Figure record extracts
•••
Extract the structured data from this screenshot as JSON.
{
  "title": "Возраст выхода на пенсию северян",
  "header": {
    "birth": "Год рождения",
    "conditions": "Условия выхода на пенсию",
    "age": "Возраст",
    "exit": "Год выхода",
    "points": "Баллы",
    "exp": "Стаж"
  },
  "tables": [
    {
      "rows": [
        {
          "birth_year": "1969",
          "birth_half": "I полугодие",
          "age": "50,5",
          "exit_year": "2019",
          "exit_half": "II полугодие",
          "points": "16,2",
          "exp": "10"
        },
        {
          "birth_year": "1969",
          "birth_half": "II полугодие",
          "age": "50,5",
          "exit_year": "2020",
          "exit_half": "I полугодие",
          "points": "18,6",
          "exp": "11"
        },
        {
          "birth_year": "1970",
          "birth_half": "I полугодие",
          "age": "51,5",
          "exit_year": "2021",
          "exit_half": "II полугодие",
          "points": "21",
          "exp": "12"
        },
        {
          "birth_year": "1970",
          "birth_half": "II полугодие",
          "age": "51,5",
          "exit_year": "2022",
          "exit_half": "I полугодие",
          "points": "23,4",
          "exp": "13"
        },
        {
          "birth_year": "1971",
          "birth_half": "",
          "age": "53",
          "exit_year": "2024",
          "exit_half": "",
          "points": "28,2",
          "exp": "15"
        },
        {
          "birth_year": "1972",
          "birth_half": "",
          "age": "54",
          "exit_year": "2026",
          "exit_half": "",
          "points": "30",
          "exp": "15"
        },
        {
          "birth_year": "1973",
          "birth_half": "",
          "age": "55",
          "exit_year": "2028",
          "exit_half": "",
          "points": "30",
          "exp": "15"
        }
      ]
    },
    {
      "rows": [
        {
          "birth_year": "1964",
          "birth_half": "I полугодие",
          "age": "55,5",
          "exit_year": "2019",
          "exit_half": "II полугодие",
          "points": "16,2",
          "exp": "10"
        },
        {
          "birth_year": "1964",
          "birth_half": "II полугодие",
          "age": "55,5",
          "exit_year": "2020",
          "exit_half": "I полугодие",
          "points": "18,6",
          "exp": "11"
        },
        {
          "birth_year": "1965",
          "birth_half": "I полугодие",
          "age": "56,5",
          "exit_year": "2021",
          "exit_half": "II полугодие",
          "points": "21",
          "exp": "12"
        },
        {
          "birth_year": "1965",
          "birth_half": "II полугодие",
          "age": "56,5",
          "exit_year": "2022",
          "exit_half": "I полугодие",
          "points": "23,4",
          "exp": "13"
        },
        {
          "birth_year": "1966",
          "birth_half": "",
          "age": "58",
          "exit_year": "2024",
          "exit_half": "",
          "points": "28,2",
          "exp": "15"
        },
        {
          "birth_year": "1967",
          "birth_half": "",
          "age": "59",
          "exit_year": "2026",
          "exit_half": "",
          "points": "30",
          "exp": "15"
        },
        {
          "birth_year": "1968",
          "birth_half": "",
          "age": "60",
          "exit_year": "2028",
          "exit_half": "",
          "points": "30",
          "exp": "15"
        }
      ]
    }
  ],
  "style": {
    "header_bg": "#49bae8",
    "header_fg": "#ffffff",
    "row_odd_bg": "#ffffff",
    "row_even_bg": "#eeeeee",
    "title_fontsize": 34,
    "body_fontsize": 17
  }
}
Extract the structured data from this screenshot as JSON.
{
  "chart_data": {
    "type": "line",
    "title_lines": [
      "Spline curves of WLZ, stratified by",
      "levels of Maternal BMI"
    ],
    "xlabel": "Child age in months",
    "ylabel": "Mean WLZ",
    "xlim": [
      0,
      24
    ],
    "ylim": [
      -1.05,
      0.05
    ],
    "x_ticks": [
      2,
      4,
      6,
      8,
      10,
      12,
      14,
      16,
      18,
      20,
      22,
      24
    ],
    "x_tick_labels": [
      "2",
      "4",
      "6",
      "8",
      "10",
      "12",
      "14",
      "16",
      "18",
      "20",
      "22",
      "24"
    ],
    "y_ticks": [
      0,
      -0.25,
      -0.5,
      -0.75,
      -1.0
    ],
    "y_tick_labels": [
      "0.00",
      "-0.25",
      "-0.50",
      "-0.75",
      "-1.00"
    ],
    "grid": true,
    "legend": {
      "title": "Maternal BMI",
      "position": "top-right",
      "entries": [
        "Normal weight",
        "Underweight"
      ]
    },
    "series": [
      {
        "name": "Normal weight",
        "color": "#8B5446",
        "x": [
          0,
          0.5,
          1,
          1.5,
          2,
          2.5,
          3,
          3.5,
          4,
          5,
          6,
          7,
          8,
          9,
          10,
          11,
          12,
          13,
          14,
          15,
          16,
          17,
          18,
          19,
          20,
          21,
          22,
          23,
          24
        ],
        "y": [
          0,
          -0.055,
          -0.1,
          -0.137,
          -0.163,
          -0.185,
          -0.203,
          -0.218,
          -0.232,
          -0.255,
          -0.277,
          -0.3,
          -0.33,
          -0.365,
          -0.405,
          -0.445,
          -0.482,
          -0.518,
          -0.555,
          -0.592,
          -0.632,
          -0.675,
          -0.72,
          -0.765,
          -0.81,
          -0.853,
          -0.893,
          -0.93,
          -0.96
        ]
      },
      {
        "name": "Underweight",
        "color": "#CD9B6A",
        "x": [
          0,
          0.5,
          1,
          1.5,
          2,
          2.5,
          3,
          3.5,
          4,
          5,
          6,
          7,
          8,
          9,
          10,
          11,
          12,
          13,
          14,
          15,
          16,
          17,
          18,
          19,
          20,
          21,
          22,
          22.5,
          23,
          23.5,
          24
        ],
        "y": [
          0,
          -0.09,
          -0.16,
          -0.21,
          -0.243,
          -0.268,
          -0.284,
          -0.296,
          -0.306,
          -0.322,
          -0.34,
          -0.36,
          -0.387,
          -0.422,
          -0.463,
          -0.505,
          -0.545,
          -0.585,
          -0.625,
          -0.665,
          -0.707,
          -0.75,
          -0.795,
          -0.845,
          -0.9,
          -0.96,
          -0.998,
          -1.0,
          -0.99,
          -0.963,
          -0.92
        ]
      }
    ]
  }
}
•••
● Required work:
Give back all the records exactly as they stand.

● Output for this exercise:
Extract the structured data from this screenshot as JSON.
{
  "title": "Возраст выхода на пенсию северян",
  "header": {
    "birth": "Год рождения",
    "conditions": "Условия выхода на пенсию",
    "age": "Возраст",
    "exit": "Год выхода",
    "points": "Баллы",
    "exp": "Стаж"
  },
  "tables": [
    {
      "rows": [
        {
          "birth_year": "1969",
          "birth_half": "I полугодие",
          "age": "50,5",
          "exit_year": "2019",
          "exit_half": "II полугодие",
          "points": "16,2",
          "exp": "10"
        },
        {
          "birth_year": "1969",
          "birth_half": "II полугодие",
          "age": "50,5",
          "exit_year": "2020",
          "exit_half": "I полугодие",
          "points": "18,6",
          "exp": "11"
        },
        {
          "birth_year": "1970",
          "birth_half": "I полугодие",
          "age": "51,5",
          "exit_year": "2021",
          "exit_half": "II полугодие",
          "points": "21",
          "exp": "12"
        },
        {
          "birth_year": "1970",
          "birth_half": "II полугодие",
          "age": "51,5",
          "exit_year": "2022",
          "exit_half": "I полугодие",
          "points": "23,4",
          "exp": "13"
        },
        {
          "birth_year": "1971",
          "birth_half": "",
          "age": "53",
          "exit_year": "2024",
          "exit_half": "",
          "points": "28,2",
          "exp": "15"
        },
        {
          "birth_year": "1972",
          "birth_half": "",
          "age": "54",
          "exit_year": "2026",
          "exit_half": "",
          "points": "30",
          "exp": "15"
        },
        {
          "birth_year": "1973",
          "birth_half": "",
          "age": "55",
          "exit_year": "2028",
          "exit_half": "",
          "points": "30",
          "exp": "15"
        }
      ]
    },
    {
      "rows": [
        {
          "birth_year": "1964",
          "birth_half": "I полугодие",
          "age": "55,5",
          "exit_year": "2019",
          "exit_half": "II полугодие",
          "points": "16,2",
          "exp": "10"
        },
        {
          "birth_year": "1964",
          "birth_half": "II полугодие",
          "age": "55,5",
          "exit_year": "2020",
          "exit_half": "I полугодие",
          "points": "18,6",
          "exp": "11"
        },
        {
          "birth_year": "1965",
          "birth_half": "I полугодие",
          "age": "56,5",
          "exit_year": "2021",
          "exit_half": "II полугодие",
          "points": "21",
          "exp": "12"
        },
        {
          "birth_year": "1965",
          "birth_half": "II полугодие",
          "age": "56,5",
          "exit_year": "2022",
          "exit_half": "I полугодие",
          "points": "23,4",
          "exp": "13"
        },
        {
          "birth_year": "1966",
          "birth_half": "",
          "age": "58",
          "exit_year": "2024",
          "exit_half": "",
          "points": "28,2",
          "exp": "15"
        },
        {
          "birth_year": "1967",
          "birth_half": "",
          "age": "59",
          "exit_year": "2026",
          "exit_half": "",
          "points": "30",
          "exp": "15"
        },
        {
          "birth_year": "1968",
          "birth_half": "",
          "age": "60",
          "exit_year": "2028",
          "exit_half": "",
          "points": "30",
          "exp": "15"
        }
      ]
    }
  ],
  "style": {
    "header_bg": "#49bae8",
    "header_fg": "#ffffff",
    "row_odd_bg": "#ffffff",
    "row_even_bg": "#eeeeee",
    "title_fontsize": 34,
    "body_fontsize": 17
  }
}
Extract the structured data from this screenshot as JSON.
{
  "chart_data": {
    "type": "line",
    "title_lines": [
      "Spline curves of WLZ, stratified by",
      "levels of Maternal BMI"
    ],
    "xlabel": "Child age in months",
    "ylabel": "Mean WLZ",
    "xlim": [
      0,
      24
    ],
    "ylim": [
      -1.05,
      0.05
    ],
    "x_ticks": [
      2,
      4,
      6,
      8,
      10,
      12,
      14,
      16,
      18,
      20,
      22,
      24
    ],
    "x_tick_labels": [
      "2",
      "4",
      "6",
      "8",
      "10",
      "12",
      "14",
      "16",
      "18",
      "20",
      "22",
      "24"
    ],
    "y_ticks": [
      0,
      -0.25,
      -0.5,
      -0.75,
      -1.0
    ],
    "y_tick_labels": [
      "0.00",
      "-0.25",
      "-0.50",
      "-0.75",
      "-1.00"
    ],
    "grid": true,
    "legend": {
      "title": "Maternal BMI",
      "position": "top-right",
      "entries": [
        "Normal weight",
        "Underweight"
      ]
    },
    "series": [
      {
        "name": "Normal weight",
        "color": "#8B5446",
        "x": [
          0,
          0.5,
          1,
          1.5,
          2,
          2.5,
          3,
          3.5,
          4,
          5,
          6,
          7,
          8,
          9,
          10,
          11,
          12,
          13,
          14,
          15,
          16,
          17,
          18,
          19,
          20,
          21,
          22,
          23,
          24
        ],
        "y": [
          0,
          -0.055,
          -0.1,
          -0.137,
          -0.163,
          -0.185,
          -0.203,
          -0.218,
          -0.232,
          -0.255,
          -0.277,
          -0.3,
          -0.33,
          -0.365,
          -0.405,
          -0.445,
          -0.482,
          -0.518,
          -0.555,
          -0.592,
          -0.632,
          -0.675,
          -0.72,
          -0.765,
          -0.81,
          -0.853,
          -0.893,
          -0.93,
          -0.96
        ]
      },
      {
        "name": "Underweight",
        "color": "#CD9B6A",
        "x": [
          0,
          0.5,
          1,
          1.5,
          2,
          2.5,
          3,
          3.5,
          4,
          5,
          6,
          7,
          8,
          9,
          10,
          11,
          12,
          13,
          14,
          15,
          16,
          17,
          18,
          19,
          20,
          21,
          22,
          22.5,
          23,
          23.5,
          24
        ],
        "y": [
          0,
          -0.09,
          -0.16,
          -0.21,
          -0.243,
          -0.268,
          -0.284,
          -0.296,
          -0.306,
          -0.322,
          -0.34,
          -0.36,
          -0.387,
          -0.422,
          -0.463,
          -0.505,
          -0.545,
          -0.585,
          -0.625,
          -0.665,
          -0.707,
          -0.75,
          -0.795,
          -0.845,
          -0.9,
          -0.96,
          -0.998,
          -1.0,
          -0.99,
          -0.963,
          -0.92
        ]
      }
    ]
  }
}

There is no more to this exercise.